> Given passage:
This international conference in Granada featured dynamic presentations focused on the impact of tumor immune escape on the clinical outcome of cancer immunotherapy. In particular, it addressed the importance of defining tumor escape variants and the need to improve understanding of cancer immune escape mechanisms and to monitor key biomarkers of cancer rejection or resistance to therapy.

The main obstacle to successful immunotherapy is the ability of tumors to evolve into resistant escape variants under the pressure of immune selection. Exciting new studies reported at the conference led the speakers to propose a variety of novel and promising approaches to the optimization of cancer treatment. These include the exploration of new targets for recognition by CTLs (frameshift peptides or T-cell epitopes associated with impaired peptide processing selectively presented by tumor escape variants), the targeting of tumor stroma, the application of angiogenesis inhibitors, the use of combination therapy using cytokines together with inhibitors of oncogenic signaling pathways (e.g., mutant BRAF inhibitors), the use of antioxidants, and the combination of chemo-immunomodulation with epigenetic remodeling. The significance of a T-cell dependent antigen-specific HLA class-I-restricted anti-tumor immure response is undeniable. Hence, all attempts to increase CTL-induced tumor immunogenicity and rejection remain of special interest. An attractive idea in this context is the application of a gene therapy aimed at recovery of HLA class I expression in tumor cells with “hard” alterations, which are believed to be responsible for metastatic progression in patients with a mixed response to therapy.

> Supplied entries:
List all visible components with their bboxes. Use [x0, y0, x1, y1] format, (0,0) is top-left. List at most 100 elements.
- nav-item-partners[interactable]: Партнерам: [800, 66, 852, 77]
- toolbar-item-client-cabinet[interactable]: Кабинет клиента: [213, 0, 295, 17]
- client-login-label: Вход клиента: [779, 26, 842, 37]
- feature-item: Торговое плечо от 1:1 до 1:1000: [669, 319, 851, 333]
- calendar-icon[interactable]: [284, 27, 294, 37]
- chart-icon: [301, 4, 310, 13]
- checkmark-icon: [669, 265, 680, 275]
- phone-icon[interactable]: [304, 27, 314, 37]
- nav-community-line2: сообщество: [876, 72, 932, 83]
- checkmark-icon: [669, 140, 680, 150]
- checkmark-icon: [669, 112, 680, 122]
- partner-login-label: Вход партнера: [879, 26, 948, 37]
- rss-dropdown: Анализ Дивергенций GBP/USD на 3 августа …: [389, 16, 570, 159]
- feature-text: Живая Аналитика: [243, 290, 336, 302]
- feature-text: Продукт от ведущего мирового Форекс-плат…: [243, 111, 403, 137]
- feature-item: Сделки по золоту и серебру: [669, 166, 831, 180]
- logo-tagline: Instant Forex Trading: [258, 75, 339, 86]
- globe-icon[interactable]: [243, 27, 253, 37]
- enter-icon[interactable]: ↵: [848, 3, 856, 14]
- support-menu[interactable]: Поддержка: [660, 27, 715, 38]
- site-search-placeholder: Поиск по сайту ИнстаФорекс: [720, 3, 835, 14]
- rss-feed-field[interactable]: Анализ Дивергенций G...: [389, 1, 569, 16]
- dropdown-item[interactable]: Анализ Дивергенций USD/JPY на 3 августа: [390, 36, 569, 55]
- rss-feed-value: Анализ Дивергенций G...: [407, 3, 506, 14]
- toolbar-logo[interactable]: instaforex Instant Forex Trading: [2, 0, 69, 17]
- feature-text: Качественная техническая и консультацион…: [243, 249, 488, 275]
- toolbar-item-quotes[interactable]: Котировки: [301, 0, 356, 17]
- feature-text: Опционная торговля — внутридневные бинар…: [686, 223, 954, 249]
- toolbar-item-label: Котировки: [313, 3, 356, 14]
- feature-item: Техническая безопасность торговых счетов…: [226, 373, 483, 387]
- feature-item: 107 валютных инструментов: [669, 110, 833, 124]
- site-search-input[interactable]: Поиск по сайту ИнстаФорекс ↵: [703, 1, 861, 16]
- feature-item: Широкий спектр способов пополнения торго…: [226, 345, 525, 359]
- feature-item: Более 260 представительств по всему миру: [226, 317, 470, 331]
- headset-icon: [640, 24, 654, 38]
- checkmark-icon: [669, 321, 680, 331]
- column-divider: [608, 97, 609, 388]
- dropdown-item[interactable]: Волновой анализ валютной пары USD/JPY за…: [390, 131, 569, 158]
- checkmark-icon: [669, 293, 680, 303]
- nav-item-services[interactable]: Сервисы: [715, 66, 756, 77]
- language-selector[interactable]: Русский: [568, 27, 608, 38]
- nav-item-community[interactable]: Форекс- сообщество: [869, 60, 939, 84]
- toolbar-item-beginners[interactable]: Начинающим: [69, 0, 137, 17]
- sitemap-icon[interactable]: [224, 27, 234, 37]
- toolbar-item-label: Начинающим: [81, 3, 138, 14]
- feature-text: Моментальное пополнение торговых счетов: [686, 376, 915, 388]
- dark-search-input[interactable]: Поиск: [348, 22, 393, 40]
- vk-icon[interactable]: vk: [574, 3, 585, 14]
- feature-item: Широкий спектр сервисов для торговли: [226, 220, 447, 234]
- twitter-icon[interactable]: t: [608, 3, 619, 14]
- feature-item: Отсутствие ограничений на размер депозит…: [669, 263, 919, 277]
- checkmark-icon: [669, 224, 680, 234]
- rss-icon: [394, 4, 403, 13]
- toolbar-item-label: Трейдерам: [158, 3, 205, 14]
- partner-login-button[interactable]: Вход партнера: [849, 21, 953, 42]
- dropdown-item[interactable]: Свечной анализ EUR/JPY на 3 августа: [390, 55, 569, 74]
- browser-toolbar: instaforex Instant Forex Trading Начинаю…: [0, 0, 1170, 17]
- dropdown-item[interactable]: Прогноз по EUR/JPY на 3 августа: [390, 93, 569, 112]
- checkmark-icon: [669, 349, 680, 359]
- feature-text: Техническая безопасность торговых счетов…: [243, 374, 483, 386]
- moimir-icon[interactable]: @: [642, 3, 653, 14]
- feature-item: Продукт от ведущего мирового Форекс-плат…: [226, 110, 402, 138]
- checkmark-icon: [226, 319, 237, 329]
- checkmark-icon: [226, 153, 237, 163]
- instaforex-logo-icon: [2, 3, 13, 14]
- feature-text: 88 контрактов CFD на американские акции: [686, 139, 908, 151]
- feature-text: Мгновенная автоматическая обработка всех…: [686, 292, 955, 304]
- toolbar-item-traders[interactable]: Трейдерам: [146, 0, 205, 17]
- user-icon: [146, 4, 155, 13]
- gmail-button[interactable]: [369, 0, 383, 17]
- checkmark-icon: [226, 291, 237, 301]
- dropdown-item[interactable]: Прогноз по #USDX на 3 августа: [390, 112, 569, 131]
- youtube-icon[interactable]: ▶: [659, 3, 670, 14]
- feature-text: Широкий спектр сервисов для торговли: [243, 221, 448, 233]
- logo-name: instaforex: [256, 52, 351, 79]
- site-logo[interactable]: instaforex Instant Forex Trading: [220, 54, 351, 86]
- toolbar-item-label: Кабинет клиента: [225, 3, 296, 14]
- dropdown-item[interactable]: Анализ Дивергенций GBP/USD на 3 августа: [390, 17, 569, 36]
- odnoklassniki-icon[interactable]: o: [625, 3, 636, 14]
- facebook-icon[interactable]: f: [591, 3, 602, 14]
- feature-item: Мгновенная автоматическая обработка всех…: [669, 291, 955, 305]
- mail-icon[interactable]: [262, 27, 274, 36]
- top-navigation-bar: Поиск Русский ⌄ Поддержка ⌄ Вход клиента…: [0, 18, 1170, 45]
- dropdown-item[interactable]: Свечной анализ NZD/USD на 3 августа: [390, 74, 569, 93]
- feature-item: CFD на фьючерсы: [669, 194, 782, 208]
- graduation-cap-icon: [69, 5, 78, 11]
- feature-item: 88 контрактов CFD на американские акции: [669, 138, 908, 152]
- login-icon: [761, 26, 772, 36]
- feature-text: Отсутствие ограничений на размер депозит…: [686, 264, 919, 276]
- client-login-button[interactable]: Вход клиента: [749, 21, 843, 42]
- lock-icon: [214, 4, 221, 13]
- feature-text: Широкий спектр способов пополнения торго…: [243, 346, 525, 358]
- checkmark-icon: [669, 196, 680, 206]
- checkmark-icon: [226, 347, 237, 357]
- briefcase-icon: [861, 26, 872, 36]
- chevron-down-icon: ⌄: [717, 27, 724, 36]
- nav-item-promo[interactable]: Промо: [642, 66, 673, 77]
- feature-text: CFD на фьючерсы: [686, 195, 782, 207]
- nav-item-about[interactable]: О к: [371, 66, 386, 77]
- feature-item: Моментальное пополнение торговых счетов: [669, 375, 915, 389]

> Task list:
1. According to the passage on tumor immune escape, what is the main obstacle to successful immunotherapy?
2. Please continue the passage on tumor immune escape, picking up after its final sentence.
The material is separate from the passage on tumor immune escape.

> Responses by item number:
1. The ability of tumors to evolve into resistant escape variants under the pressure of immune selection.

2.
Tumor rejection is known to involve multiple mechanisms and factors that are responsible for cancer regression. However, the key factor(s) and common immune signatures responsible for coordinating tumor rejection are not yet well defined. Accumulating evidence from the molecular analysis of cancer metastases before and after immunotherapy has helped to identify molecular pathways activated during immune-mediated tumor rejection. These pathways appear similar to those observed in other forms of immune-mediated tissue-specific rejection, such as allograft rejection, pathogen clearance, graft-versus-host disease, and autoimmune disease, supporting the existence of the so-called immunologic constant of rejection, which includes the coordinated activation of interferon-stimulated genes and immune effector functions. Identification and characterization of the main driving force in tumor rejection responsible for switching from tolerance to tumor regression will be increasingly important in future efforts to develop novel strategies to counter tumor resistance mechanisms. Finally, clinical outcomes can be improved by the early detection of cancer and the combined application of chemotherapy, immunotherapy, and gene therapy to augment tumor immunogenicity and reduce tumor-induced immunosuppression.

Acknowledgments

The conference was funded by the Spanish Foundation Ramos Areces (Madrid, Spain) and the University of Granada (GREIB, Granada Research of Excellence Initiative on BioHealth), with support from the Virgen de las Nieves Hospital in Granada. The authors express special gratitude to Liz Alfonso, a Web-Master of the Virgen de las Nieves Hospital.

Conflict of interest

The authors declare that they have no conflict of interest. The authors of this report are members of the conference organizing committee.